_Data extract_

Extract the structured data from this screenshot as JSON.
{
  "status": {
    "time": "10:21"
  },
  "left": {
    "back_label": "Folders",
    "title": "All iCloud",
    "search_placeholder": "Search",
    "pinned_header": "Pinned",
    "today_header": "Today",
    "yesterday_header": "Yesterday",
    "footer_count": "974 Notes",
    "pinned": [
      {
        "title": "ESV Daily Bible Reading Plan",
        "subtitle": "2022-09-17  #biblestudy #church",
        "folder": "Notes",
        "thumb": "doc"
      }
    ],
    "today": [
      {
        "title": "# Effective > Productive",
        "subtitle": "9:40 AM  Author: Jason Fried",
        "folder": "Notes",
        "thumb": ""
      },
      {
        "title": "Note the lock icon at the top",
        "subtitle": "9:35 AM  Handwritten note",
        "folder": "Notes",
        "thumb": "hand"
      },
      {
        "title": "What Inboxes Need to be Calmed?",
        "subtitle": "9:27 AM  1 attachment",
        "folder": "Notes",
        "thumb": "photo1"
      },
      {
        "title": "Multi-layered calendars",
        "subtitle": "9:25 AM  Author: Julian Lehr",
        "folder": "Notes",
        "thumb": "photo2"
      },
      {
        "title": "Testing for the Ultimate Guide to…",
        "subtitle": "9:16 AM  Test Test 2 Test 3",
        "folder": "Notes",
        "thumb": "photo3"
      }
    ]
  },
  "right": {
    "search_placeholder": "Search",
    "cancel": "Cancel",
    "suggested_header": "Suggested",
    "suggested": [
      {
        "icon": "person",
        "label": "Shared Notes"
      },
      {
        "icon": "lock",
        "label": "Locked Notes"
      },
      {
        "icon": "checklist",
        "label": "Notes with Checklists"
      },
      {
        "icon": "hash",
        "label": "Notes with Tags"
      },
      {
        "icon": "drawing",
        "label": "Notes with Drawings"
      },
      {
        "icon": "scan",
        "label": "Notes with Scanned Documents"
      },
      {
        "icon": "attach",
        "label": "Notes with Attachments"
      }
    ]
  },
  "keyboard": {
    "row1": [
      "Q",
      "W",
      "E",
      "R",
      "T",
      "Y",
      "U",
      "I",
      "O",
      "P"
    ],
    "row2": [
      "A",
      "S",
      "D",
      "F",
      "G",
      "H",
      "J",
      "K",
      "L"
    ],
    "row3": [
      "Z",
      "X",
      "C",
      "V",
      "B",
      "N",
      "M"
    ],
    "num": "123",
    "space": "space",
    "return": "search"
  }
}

_Given exercise_
Check each line of the records for the string "subtitle" and state how many lines contain it. Give only the number.

_Exercise result_
6